[Problem to work on] Nothing in the data should change when you return it, but leave the pictures out.

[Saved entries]

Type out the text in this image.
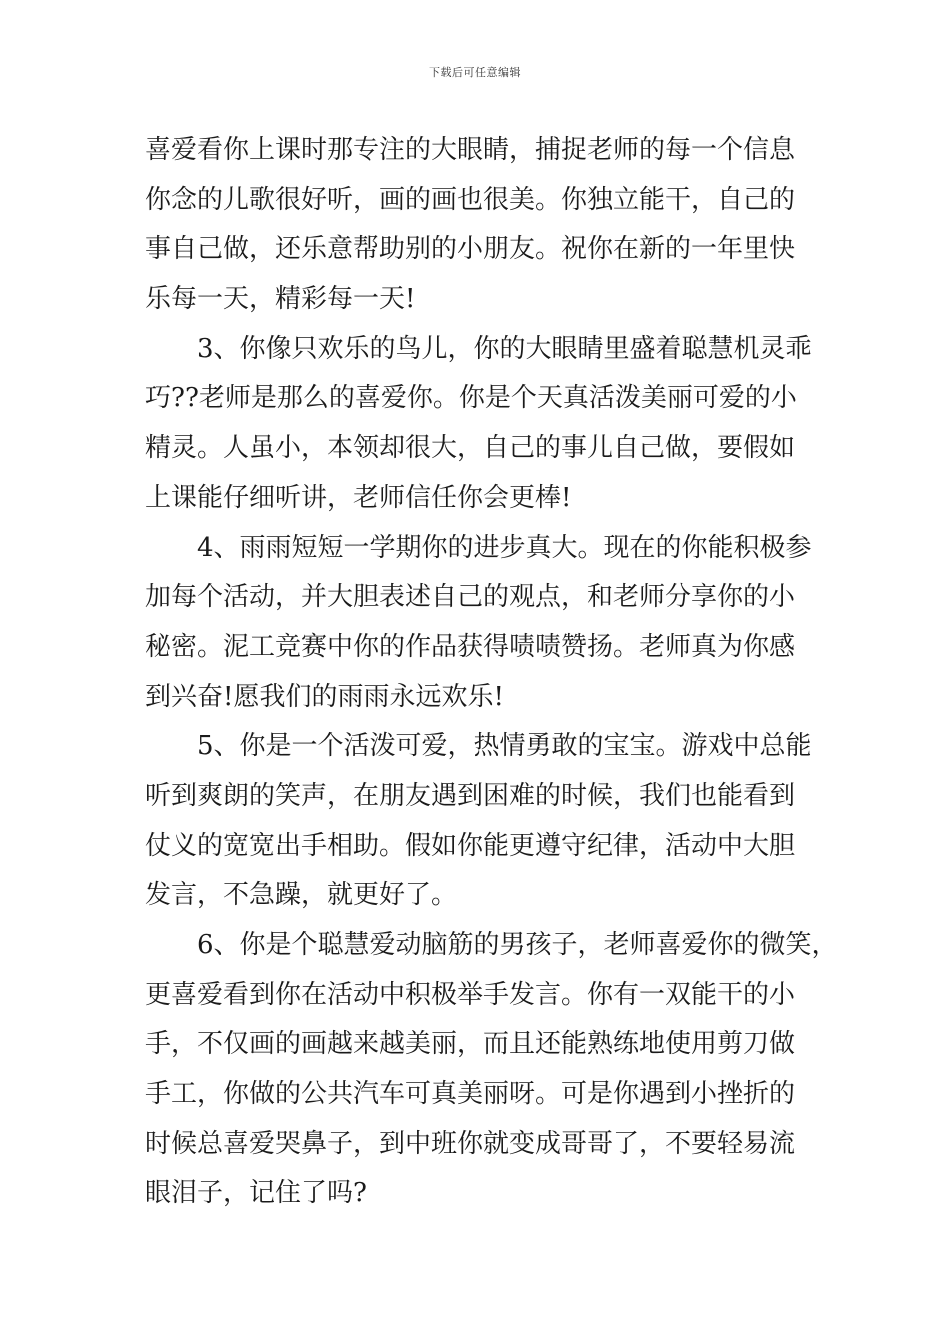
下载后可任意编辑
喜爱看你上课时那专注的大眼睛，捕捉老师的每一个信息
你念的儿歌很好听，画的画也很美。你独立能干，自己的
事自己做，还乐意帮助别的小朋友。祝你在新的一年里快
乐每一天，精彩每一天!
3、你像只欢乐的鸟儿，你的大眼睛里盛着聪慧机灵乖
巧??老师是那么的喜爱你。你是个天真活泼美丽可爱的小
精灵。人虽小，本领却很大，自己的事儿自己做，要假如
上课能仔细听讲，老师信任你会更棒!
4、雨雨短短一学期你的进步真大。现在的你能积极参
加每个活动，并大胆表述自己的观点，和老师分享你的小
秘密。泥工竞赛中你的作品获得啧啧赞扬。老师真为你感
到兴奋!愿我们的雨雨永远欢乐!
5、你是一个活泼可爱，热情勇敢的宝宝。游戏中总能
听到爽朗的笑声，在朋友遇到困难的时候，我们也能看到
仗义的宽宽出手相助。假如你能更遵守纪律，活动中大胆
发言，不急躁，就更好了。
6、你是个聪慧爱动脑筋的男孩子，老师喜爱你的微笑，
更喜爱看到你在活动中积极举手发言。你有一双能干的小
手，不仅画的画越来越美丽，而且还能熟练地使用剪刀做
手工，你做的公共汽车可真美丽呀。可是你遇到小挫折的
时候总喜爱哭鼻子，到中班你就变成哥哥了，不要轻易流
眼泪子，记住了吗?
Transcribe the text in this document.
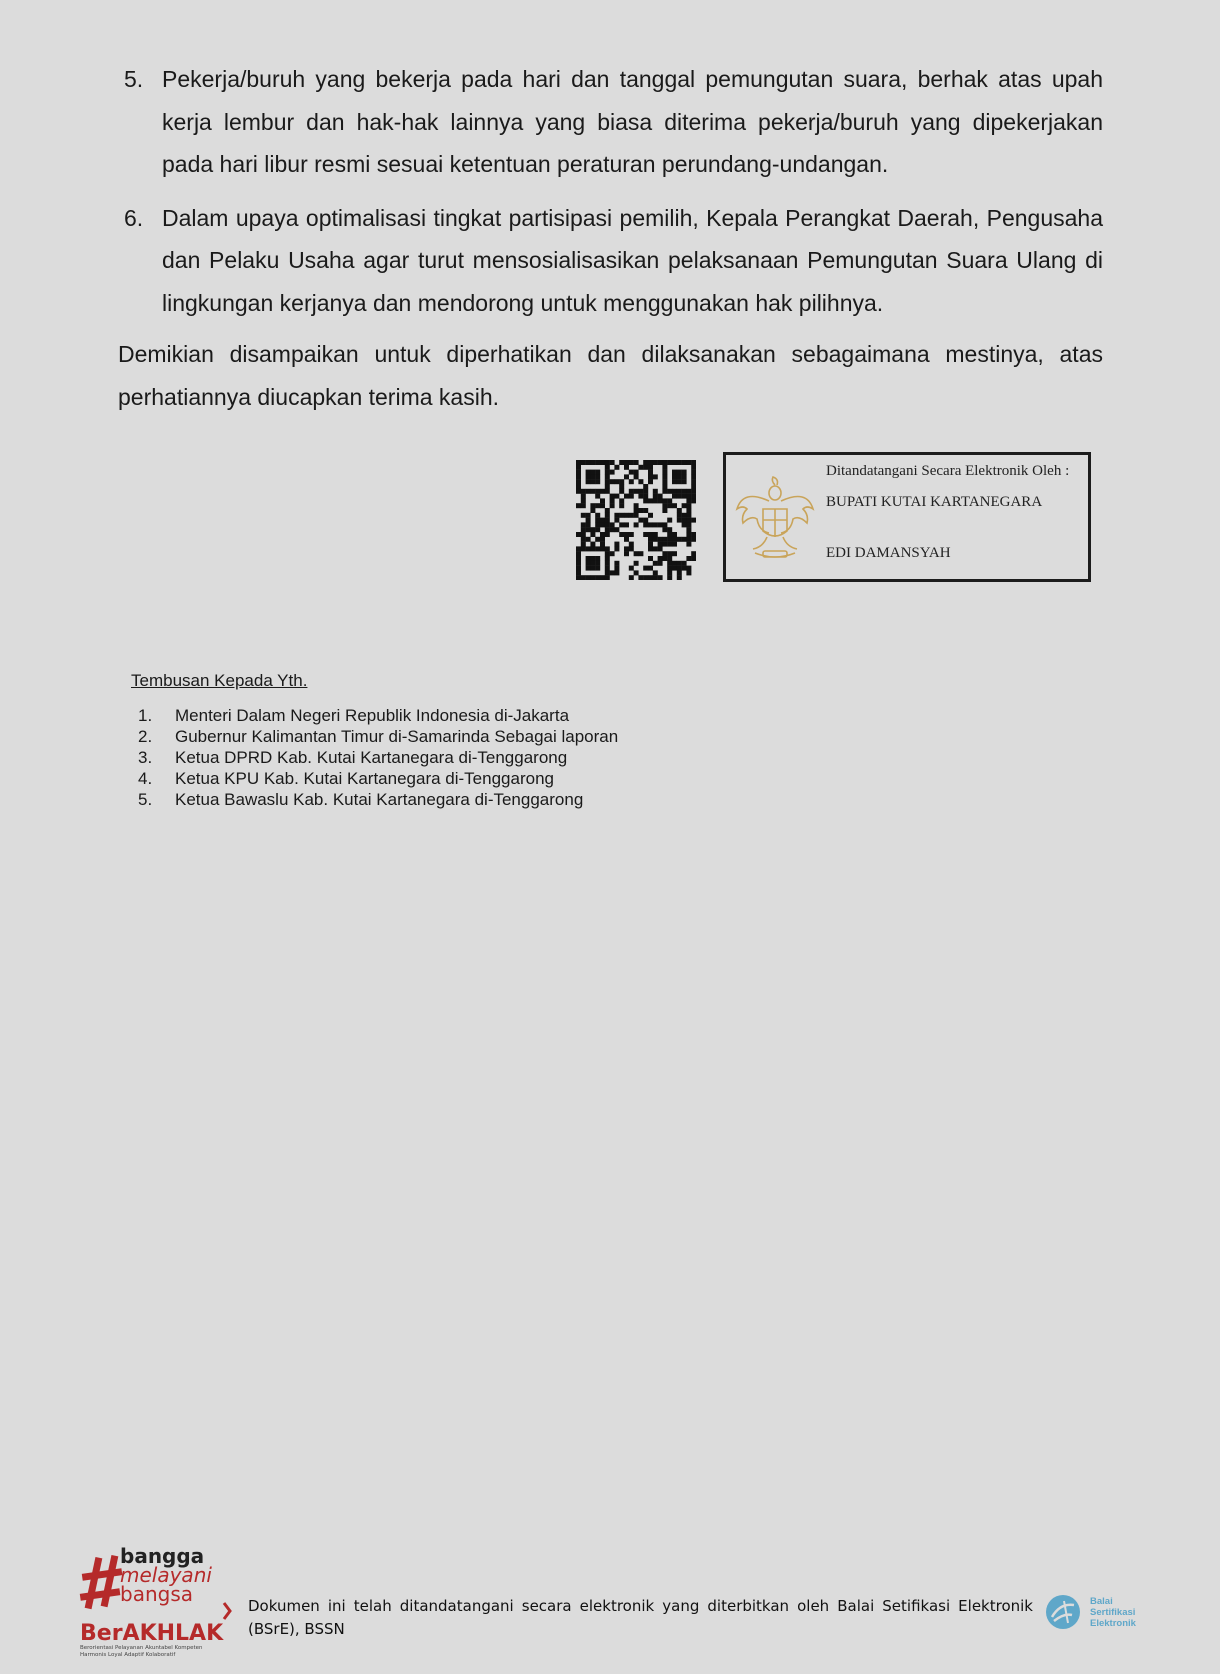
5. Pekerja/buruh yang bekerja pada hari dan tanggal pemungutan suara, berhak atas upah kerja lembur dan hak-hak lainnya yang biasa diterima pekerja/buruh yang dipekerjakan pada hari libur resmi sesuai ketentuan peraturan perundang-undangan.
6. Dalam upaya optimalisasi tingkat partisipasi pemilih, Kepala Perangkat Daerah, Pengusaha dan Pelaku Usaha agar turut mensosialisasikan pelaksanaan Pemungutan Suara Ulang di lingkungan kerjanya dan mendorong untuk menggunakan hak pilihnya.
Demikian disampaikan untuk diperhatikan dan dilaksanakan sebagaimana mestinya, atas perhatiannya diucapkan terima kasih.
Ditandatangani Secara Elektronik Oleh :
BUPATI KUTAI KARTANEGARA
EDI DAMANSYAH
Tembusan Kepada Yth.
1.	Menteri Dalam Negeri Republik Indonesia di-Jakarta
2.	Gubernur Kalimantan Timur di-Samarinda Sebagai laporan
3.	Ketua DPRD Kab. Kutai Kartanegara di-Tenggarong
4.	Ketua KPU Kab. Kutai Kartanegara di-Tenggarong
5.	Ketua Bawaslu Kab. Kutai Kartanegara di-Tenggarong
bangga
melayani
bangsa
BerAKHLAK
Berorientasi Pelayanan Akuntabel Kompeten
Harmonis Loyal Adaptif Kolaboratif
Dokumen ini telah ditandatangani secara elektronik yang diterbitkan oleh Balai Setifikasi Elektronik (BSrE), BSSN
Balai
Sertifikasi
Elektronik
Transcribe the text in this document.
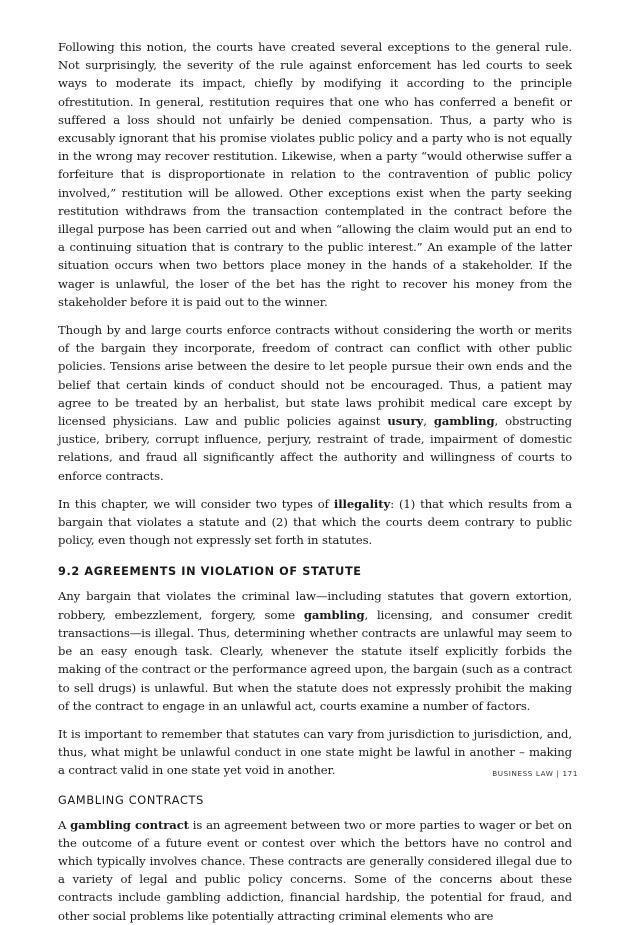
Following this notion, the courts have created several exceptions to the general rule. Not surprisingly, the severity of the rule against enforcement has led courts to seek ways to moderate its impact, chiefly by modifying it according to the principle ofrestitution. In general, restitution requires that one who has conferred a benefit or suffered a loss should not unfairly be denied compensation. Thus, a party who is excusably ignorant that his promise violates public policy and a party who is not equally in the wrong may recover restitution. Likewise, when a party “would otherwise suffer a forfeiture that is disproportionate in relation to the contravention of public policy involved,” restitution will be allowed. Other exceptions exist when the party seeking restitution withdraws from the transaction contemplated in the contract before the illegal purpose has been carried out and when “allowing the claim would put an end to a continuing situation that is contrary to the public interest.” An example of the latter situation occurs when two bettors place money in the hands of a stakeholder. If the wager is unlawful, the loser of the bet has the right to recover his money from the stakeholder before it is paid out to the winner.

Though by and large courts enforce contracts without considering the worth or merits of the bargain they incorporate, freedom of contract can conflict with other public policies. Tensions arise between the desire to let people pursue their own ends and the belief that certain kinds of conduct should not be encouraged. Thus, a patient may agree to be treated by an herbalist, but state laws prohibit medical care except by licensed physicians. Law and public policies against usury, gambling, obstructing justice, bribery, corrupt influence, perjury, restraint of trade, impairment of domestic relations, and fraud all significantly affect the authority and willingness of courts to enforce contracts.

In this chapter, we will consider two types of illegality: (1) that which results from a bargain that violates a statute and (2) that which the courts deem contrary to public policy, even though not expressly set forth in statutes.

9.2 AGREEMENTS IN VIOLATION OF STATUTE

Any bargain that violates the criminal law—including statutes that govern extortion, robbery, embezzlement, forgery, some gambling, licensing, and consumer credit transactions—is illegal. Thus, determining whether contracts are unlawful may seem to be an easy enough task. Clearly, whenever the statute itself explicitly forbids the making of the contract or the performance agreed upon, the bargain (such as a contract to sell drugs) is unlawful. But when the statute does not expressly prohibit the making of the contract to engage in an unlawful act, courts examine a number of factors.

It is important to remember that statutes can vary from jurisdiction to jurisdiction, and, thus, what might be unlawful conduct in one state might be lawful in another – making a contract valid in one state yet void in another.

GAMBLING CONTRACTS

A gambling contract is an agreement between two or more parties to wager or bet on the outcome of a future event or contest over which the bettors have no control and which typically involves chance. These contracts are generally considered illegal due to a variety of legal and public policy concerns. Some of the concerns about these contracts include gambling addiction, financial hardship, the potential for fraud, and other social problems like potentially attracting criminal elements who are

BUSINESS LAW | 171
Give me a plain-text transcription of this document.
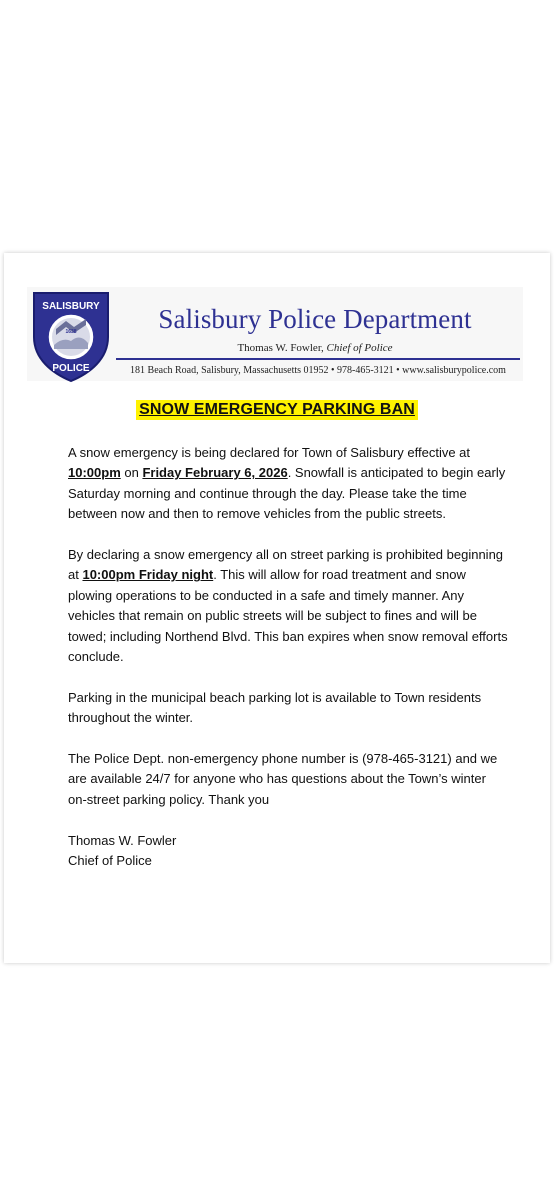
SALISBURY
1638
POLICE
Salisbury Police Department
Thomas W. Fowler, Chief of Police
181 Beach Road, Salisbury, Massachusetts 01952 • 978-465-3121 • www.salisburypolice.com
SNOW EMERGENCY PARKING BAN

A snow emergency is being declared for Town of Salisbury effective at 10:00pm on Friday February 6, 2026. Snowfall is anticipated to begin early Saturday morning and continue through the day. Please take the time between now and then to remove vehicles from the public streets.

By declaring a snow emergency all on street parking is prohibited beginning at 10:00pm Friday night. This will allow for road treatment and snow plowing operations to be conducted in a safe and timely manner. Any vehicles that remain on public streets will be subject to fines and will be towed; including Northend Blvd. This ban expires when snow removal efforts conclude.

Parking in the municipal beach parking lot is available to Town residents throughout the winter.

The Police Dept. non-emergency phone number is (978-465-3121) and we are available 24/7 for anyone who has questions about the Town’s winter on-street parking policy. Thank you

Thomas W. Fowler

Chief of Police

[Response for this exercise]
Type out the text in this image.
下载后可任意编辑
喜爱看你上课时那专注的大眼睛，捕捉老师的每一个信息
你念的儿歌很好听，画的画也很美。你独立能干，自己的
事自己做，还乐意帮助别的小朋友。祝你在新的一年里快
乐每一天，精彩每一天!
3、你像只欢乐的鸟儿，你的大眼睛里盛着聪慧机灵乖
巧??老师是那么的喜爱你。你是个天真活泼美丽可爱的小
精灵。人虽小，本领却很大，自己的事儿自己做，要假如
上课能仔细听讲，老师信任你会更棒!
4、雨雨短短一学期你的进步真大。现在的你能积极参
加每个活动，并大胆表述自己的观点，和老师分享你的小
秘密。泥工竞赛中你的作品获得啧啧赞扬。老师真为你感
到兴奋!愿我们的雨雨永远欢乐!
5、你是一个活泼可爱，热情勇敢的宝宝。游戏中总能
听到爽朗的笑声，在朋友遇到困难的时候，我们也能看到
仗义的宽宽出手相助。假如你能更遵守纪律，活动中大胆
发言，不急躁，就更好了。
6、你是个聪慧爱动脑筋的男孩子，老师喜爱你的微笑，
更喜爱看到你在活动中积极举手发言。你有一双能干的小
手，不仅画的画越来越美丽，而且还能熟练地使用剪刀做
手工，你做的公共汽车可真美丽呀。可是你遇到小挫折的
时候总喜爱哭鼻子，到中班你就变成哥哥了，不要轻易流
眼泪子，记住了吗?
Transcribe the text in this document.
5. Pekerja/buruh yang bekerja pada hari dan tanggal pemungutan suara, berhak atas upah kerja lembur dan hak-hak lainnya yang biasa diterima pekerja/buruh yang dipekerjakan pada hari libur resmi sesuai ketentuan peraturan perundang-undangan.
6. Dalam upaya optimalisasi tingkat partisipasi pemilih, Kepala Perangkat Daerah, Pengusaha dan Pelaku Usaha agar turut mensosialisasikan pelaksanaan Pemungutan Suara Ulang di lingkungan kerjanya dan mendorong untuk menggunakan hak pilihnya.
Demikian disampaikan untuk diperhatikan dan dilaksanakan sebagaimana mestinya, atas perhatiannya diucapkan terima kasih.
Ditandatangani Secara Elektronik Oleh :
BUPATI KUTAI KARTANEGARA
EDI DAMANSYAH
Tembusan Kepada Yth.
1.	Menteri Dalam Negeri Republik Indonesia di-Jakarta
2.	Gubernur Kalimantan Timur di-Samarinda Sebagai laporan
3.	Ketua DPRD Kab. Kutai Kartanegara di-Tenggarong
4.	Ketua KPU Kab. Kutai Kartanegara di-Tenggarong
5.	Ketua Bawaslu Kab. Kutai Kartanegara di-Tenggarong
bangga
melayani
bangsa
BerAKHLAK
Berorientasi Pelayanan Akuntabel Kompeten
Harmonis Loyal Adaptif Kolaboratif
Dokumen ini telah ditandatangani secara elektronik yang diterbitkan oleh Balai Setifikasi Elektronik (BSrE), BSSN
Balai
Sertifikasi
Elektronik
Transcribe the text in this document.
Following this notion, the courts have created several exceptions to the general rule. Not surprisingly, the severity of the rule against enforcement has led courts to seek ways to moderate its impact, chiefly by modifying it according to the principle ofrestitution. In general, restitution requires that one who has conferred a benefit or suffered a loss should not unfairly be denied compensation. Thus, a party who is excusably ignorant that his promise violates public policy and a party who is not equally in the wrong may recover restitution. Likewise, when a party “would otherwise suffer a forfeiture that is disproportionate in relation to the contravention of public policy involved,” restitution will be allowed. Other exceptions exist when the party seeking restitution withdraws from the transaction contemplated in the contract before the illegal purpose has been carried out and when “allowing the claim would put an end to a continuing situation that is contrary to the public interest.” An example of the latter situation occurs when two bettors place money in the hands of a stakeholder. If the wager is unlawful, the loser of the bet has the right to recover his money from the stakeholder before it is paid out to the winner.

Though by and large courts enforce contracts without considering the worth or merits of the bargain they incorporate, freedom of contract can conflict with other public policies. Tensions arise between the desire to let people pursue their own ends and the belief that certain kinds of conduct should not be encouraged. Thus, a patient may agree to be treated by an herbalist, but state laws prohibit medical care except by licensed physicians. Law and public policies against usury, gambling, obstructing justice, bribery, corrupt influence, perjury, restraint of trade, impairment of domestic relations, and fraud all significantly affect the authority and willingness of courts to enforce contracts.

In this chapter, we will consider two types of illegality: (1) that which results from a bargain that violates a statute and (2) that which the courts deem contrary to public policy, even though not expressly set forth in statutes.

9.2 AGREEMENTS IN VIOLATION OF STATUTE

Any bargain that violates the criminal law—including statutes that govern extortion, robbery, embezzlement, forgery, some gambling, licensing, and consumer credit transactions—is illegal. Thus, determining whether contracts are unlawful may seem to be an easy enough task. Clearly, whenever the statute itself explicitly forbids the making of the contract or the performance agreed upon, the bargain (such as a contract to sell drugs) is unlawful. But when the statute does not expressly prohibit the making of the contract to engage in an unlawful act, courts examine a number of factors.

It is important to remember that statutes can vary from jurisdiction to jurisdiction, and, thus, what might be unlawful conduct in one state might be lawful in another – making a contract valid in one state yet void in another.

GAMBLING CONTRACTS

A gambling contract is an agreement between two or more parties to wager or bet on the outcome of a future event or contest over which the bettors have no control and which typically involves chance. These contracts are generally considered illegal due to a variety of legal and public policy concerns. Some of the concerns about these contracts include gambling addiction, financial hardship, the potential for fraud, and other social problems like potentially attracting criminal elements who are

BUSINESS LAW | 171
Give me a plain-text transcription of this document.
SALISBURY
1638
POLICE
Salisbury Police Department
Thomas W. Fowler, Chief of Police
181 Beach Road, Salisbury, Massachusetts 01952 • 978-465-3121 • www.salisburypolice.com
SNOW EMERGENCY PARKING BAN

A snow emergency is being declared for Town of Salisbury effective at 10:00pm on Friday February 6, 2026. Snowfall is anticipated to begin early Saturday morning and continue through the day. Please take the time between now and then to remove vehicles from the public streets.

By declaring a snow emergency all on street parking is prohibited beginning at 10:00pm Friday night. This will allow for road treatment and snow plowing operations to be conducted in a safe and timely manner. Any vehicles that remain on public streets will be subject to fines and will be towed; including Northend Blvd. This ban expires when snow removal efforts conclude.

Parking in the municipal beach parking lot is available to Town residents throughout the winter.

The Police Dept. non-emergency phone number is (978-465-3121) and we are available 24/7 for anyone who has questions about the Town’s winter on-street parking policy. Thank you

Thomas W. Fowler

Chief of Police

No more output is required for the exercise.